# Written request:
Images excluded, repeat each entry below exactly.

○ ○ ○ ○

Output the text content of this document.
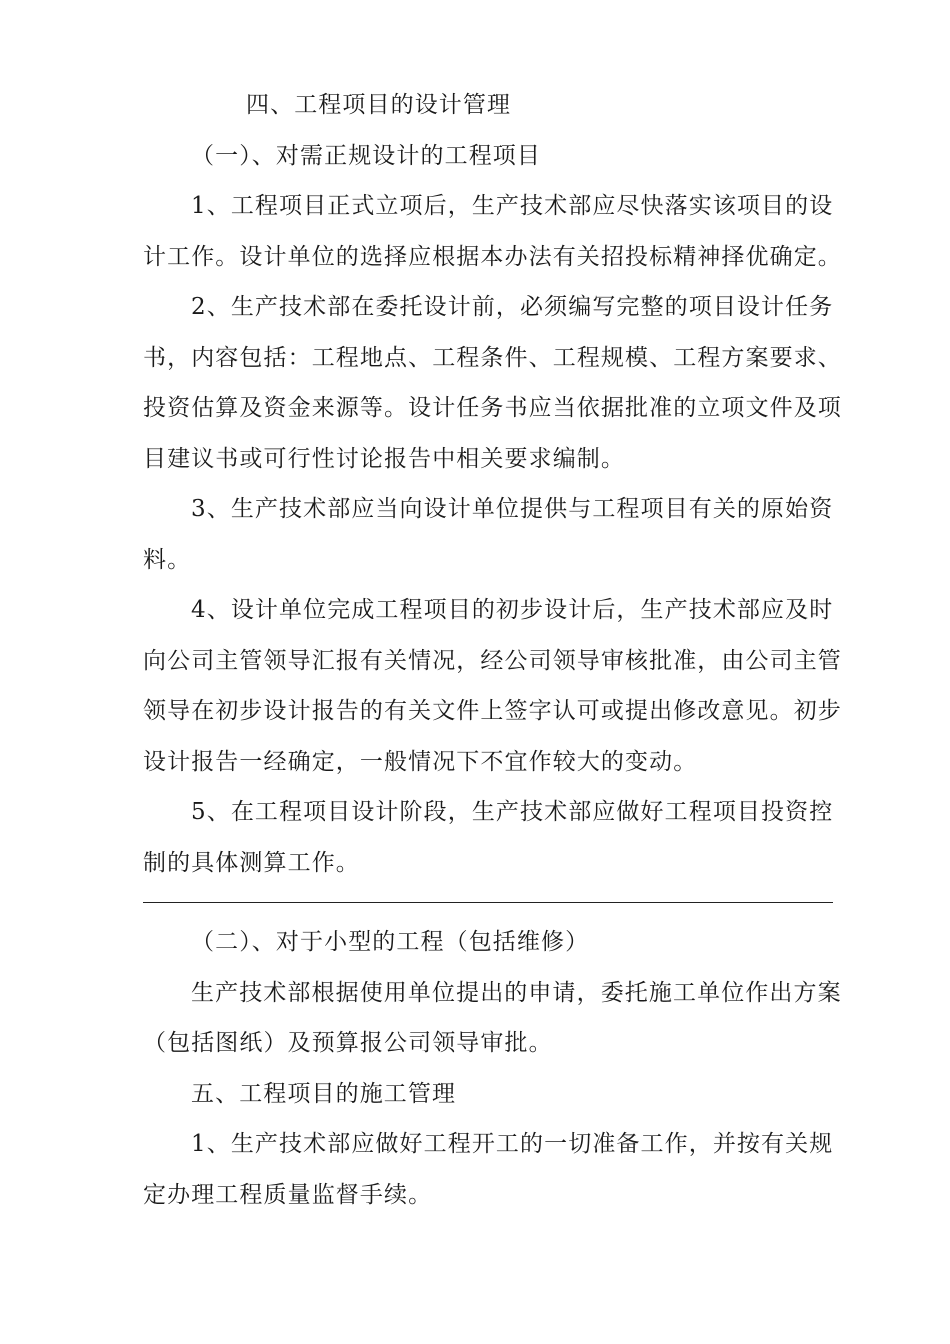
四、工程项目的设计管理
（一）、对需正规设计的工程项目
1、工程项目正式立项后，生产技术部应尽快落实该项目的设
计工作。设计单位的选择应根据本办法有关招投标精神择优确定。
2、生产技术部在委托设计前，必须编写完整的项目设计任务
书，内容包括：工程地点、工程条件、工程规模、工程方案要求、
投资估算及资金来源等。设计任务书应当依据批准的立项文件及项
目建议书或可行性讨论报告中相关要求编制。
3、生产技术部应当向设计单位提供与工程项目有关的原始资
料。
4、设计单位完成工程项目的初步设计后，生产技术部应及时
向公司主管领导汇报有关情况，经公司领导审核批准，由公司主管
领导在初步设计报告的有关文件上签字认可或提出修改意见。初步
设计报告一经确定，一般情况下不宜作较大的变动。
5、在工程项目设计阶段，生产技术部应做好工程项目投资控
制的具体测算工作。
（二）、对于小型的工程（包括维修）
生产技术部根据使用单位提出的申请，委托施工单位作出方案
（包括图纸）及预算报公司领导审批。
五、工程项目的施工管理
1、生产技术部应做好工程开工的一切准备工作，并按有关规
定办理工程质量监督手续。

○ ○ ○ ○

# Solution for this task:
Output the text content of this document.
四、工程项目的设计管理
（一）、对需正规设计的工程项目
1、工程项目正式立项后，生产技术部应尽快落实该项目的设
计工作。设计单位的选择应根据本办法有关招投标精神择优确定。
2、生产技术部在委托设计前，必须编写完整的项目设计任务
书，内容包括：工程地点、工程条件、工程规模、工程方案要求、
投资估算及资金来源等。设计任务书应当依据批准的立项文件及项
目建议书或可行性讨论报告中相关要求编制。
3、生产技术部应当向设计单位提供与工程项目有关的原始资
料。
4、设计单位完成工程项目的初步设计后，生产技术部应及时
向公司主管领导汇报有关情况，经公司领导审核批准，由公司主管
领导在初步设计报告的有关文件上签字认可或提出修改意见。初步
设计报告一经确定，一般情况下不宜作较大的变动。
5、在工程项目设计阶段，生产技术部应做好工程项目投资控
制的具体测算工作。
（二）、对于小型的工程（包括维修）
生产技术部根据使用单位提出的申请，委托施工单位作出方案
（包括图纸）及预算报公司领导审批。
五、工程项目的施工管理
1、生产技术部应做好工程开工的一切准备工作，并按有关规
定办理工程质量监督手续。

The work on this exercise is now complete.